Extracted data entries:
## start

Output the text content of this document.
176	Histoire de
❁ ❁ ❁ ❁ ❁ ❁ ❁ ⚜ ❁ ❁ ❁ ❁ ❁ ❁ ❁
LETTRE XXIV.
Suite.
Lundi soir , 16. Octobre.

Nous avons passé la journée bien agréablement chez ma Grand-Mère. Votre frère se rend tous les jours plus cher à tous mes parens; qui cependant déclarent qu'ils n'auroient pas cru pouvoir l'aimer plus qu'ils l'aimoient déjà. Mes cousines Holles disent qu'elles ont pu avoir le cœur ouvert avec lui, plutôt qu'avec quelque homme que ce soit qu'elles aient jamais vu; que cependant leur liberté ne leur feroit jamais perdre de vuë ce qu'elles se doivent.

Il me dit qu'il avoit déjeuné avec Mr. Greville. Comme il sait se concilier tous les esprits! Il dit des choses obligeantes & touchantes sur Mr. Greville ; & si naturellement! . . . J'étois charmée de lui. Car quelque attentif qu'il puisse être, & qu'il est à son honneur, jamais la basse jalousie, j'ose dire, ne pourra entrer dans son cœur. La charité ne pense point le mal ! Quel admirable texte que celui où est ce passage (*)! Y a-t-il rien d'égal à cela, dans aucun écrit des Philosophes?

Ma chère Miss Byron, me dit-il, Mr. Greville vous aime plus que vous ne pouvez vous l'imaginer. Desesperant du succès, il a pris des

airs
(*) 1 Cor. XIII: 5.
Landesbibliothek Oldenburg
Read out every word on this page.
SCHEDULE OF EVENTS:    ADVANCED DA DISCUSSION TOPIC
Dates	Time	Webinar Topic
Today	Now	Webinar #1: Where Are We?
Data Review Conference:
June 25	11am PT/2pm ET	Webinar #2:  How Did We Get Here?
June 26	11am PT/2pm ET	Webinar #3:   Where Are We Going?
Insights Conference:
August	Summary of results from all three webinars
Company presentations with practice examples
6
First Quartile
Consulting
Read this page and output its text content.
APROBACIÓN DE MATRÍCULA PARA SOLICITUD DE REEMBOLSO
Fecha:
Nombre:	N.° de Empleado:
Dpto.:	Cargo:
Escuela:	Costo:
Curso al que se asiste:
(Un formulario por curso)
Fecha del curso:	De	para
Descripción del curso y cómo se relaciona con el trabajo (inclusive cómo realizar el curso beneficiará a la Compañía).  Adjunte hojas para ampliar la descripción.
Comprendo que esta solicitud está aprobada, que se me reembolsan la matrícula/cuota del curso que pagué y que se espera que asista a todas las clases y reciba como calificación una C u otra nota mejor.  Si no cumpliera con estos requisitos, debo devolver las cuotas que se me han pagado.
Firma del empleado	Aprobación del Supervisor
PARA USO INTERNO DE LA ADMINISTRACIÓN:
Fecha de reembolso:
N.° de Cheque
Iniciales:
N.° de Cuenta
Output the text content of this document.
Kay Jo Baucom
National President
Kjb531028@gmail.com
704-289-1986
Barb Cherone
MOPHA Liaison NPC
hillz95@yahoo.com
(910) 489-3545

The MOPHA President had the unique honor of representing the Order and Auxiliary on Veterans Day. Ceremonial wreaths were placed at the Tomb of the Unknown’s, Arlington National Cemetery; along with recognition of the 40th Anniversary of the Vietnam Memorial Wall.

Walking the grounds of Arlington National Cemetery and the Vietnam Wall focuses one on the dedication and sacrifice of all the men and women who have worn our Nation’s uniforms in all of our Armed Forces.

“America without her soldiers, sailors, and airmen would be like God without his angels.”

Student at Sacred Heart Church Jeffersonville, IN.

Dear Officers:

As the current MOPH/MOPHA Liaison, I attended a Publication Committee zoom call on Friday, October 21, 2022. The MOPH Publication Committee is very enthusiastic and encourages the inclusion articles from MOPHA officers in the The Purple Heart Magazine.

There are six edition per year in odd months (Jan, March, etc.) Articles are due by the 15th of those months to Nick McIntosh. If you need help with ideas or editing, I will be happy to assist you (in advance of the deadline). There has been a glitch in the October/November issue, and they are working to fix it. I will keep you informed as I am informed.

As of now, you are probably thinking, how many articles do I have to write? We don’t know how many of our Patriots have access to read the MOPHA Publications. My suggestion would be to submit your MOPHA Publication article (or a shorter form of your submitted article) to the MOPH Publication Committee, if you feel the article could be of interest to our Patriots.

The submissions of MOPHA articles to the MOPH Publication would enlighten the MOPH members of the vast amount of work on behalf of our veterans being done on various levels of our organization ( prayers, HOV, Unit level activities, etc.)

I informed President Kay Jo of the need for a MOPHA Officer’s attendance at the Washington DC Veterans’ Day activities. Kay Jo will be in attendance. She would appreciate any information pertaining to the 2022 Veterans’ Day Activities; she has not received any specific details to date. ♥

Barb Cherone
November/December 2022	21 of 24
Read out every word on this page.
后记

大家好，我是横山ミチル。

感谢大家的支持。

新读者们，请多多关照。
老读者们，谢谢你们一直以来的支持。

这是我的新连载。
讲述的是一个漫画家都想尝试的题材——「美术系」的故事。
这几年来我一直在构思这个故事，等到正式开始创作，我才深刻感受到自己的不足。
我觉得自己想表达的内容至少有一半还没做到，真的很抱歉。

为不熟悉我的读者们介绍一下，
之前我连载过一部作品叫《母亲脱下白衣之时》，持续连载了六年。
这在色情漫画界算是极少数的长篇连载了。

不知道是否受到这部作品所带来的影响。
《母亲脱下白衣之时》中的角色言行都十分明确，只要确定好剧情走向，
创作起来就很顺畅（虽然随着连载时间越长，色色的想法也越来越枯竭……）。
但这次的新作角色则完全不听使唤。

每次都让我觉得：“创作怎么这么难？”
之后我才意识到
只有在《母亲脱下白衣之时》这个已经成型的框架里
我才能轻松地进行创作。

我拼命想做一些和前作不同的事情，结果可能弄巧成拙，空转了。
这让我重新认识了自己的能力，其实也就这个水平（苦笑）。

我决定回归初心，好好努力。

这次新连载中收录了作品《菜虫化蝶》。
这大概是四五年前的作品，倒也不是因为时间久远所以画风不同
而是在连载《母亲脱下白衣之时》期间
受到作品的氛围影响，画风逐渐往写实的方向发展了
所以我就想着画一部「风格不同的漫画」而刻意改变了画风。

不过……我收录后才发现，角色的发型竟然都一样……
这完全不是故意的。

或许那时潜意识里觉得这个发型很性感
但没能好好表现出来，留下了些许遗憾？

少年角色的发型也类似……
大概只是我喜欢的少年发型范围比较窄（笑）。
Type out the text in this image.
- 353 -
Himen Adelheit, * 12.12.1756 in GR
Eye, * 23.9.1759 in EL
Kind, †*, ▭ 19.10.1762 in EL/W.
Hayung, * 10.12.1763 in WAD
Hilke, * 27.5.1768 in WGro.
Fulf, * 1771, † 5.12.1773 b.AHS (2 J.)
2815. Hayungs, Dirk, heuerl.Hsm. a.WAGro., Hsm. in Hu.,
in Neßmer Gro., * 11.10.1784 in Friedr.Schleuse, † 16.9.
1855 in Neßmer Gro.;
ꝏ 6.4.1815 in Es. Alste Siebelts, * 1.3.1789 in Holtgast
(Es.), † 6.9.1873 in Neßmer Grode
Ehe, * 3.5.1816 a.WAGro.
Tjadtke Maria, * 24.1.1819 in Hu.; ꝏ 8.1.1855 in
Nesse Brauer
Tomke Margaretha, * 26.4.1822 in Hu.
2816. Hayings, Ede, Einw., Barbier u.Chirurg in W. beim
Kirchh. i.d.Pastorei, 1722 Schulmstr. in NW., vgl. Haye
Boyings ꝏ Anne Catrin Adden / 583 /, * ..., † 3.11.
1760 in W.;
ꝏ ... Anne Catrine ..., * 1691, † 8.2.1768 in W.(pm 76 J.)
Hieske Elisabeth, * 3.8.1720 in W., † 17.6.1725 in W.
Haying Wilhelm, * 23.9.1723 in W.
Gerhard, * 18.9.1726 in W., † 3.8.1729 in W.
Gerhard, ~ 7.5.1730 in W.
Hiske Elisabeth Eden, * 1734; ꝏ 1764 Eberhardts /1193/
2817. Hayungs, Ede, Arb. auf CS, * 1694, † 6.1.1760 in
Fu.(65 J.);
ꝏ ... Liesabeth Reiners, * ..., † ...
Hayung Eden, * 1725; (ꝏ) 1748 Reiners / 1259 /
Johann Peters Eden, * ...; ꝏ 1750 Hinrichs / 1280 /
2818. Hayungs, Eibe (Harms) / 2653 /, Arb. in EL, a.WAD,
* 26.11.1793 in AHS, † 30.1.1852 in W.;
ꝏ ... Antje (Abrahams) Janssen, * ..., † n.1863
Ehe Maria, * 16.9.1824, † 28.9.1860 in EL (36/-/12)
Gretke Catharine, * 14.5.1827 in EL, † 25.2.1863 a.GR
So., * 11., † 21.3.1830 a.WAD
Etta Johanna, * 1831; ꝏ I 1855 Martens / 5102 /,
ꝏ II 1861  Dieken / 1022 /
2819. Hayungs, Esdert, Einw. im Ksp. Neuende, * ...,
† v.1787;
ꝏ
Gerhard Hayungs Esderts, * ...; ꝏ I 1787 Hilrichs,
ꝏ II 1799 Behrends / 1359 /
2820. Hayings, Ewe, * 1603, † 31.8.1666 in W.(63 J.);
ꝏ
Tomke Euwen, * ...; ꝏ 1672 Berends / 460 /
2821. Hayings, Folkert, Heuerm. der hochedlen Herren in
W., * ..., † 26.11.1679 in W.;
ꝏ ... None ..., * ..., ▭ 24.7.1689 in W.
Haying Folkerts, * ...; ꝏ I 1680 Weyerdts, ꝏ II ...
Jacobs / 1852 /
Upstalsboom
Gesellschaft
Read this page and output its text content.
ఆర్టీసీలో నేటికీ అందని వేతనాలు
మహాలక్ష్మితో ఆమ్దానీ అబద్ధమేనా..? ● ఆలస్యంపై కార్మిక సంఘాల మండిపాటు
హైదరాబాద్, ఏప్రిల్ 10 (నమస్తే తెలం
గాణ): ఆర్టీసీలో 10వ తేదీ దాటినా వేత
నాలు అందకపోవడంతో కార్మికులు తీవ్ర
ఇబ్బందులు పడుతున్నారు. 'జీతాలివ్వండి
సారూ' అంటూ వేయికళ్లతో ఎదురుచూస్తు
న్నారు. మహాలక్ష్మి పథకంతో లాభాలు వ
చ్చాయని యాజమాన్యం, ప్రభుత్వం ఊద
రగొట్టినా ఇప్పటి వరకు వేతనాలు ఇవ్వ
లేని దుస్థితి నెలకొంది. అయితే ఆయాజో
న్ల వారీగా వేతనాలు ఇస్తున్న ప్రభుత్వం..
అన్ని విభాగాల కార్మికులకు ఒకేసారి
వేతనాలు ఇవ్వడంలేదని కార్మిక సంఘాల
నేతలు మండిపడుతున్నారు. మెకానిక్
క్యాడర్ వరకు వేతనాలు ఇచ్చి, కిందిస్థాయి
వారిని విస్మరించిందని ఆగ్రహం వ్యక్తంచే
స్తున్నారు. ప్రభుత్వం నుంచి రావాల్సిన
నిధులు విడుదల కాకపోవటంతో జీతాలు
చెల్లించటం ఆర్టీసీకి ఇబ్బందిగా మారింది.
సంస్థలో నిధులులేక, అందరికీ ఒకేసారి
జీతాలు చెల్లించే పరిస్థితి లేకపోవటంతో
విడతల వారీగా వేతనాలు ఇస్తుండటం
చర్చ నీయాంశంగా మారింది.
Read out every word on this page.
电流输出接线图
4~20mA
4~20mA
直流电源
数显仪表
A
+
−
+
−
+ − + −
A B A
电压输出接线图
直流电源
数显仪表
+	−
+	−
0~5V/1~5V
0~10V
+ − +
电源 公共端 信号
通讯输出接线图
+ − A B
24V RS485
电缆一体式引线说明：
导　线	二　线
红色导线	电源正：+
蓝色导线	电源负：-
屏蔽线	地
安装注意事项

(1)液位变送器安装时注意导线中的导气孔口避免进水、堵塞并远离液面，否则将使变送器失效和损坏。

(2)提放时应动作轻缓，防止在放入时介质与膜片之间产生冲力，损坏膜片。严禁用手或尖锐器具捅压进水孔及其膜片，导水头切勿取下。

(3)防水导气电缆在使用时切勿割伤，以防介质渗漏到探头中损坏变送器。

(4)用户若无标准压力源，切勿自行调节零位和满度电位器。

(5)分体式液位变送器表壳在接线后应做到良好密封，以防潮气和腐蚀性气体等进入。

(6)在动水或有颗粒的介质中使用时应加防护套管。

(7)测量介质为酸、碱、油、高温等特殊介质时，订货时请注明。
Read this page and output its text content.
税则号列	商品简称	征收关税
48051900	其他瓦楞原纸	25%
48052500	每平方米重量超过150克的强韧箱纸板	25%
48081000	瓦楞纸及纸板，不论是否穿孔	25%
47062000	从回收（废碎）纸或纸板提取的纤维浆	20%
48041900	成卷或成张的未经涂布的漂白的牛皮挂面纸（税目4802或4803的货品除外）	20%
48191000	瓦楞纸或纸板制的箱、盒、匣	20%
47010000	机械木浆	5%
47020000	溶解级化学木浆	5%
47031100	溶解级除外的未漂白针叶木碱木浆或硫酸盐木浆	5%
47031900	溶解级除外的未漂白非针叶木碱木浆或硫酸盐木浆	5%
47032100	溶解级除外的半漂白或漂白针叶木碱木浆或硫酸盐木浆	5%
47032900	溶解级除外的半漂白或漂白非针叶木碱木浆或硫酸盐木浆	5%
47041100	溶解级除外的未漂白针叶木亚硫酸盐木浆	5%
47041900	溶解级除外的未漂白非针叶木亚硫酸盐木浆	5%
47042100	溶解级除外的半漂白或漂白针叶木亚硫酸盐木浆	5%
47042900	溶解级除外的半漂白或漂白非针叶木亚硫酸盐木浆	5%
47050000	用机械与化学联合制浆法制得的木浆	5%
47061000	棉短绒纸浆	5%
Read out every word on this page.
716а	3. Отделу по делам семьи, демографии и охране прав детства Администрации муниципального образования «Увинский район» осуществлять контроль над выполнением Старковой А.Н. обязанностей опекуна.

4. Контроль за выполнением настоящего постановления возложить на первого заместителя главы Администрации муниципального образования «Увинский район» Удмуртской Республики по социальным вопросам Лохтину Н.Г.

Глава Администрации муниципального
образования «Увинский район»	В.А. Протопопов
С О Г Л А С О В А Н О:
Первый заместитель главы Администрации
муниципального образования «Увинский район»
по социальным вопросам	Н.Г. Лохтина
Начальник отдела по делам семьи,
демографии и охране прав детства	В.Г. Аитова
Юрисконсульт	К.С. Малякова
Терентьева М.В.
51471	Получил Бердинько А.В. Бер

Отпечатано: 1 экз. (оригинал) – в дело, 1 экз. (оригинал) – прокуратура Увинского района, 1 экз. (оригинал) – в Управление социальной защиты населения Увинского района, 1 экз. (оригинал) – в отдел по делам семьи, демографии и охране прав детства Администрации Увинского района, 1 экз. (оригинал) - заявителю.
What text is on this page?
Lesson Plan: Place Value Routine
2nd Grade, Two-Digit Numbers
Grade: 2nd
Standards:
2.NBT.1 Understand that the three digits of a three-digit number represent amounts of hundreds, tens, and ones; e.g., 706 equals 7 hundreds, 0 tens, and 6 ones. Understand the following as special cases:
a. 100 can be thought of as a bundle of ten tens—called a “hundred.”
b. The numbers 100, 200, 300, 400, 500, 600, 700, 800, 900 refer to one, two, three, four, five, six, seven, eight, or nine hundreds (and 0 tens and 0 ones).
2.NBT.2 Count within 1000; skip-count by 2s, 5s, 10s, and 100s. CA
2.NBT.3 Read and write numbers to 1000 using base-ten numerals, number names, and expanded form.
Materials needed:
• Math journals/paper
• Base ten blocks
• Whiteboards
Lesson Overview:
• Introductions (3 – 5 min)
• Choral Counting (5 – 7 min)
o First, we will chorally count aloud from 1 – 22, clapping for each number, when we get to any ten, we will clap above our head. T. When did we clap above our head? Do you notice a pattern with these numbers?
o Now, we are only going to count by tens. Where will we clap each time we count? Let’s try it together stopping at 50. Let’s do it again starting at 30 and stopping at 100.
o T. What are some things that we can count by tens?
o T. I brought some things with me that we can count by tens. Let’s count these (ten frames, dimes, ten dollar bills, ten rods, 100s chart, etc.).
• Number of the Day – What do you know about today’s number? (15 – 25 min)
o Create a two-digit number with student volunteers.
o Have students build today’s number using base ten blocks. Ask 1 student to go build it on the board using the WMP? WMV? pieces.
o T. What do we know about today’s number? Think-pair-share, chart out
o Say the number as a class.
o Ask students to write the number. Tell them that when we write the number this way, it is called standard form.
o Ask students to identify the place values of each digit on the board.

## end

Stated task>
Gather up every line in the data above that contains the word "Einw", copying each one.

Solution to the exercise>
2816. Hayings, Ede, Einw., Barbier u.Chirurg in W. beim
2819. Hayungs, Esdert, Einw. im Ksp. Neuende, * ...,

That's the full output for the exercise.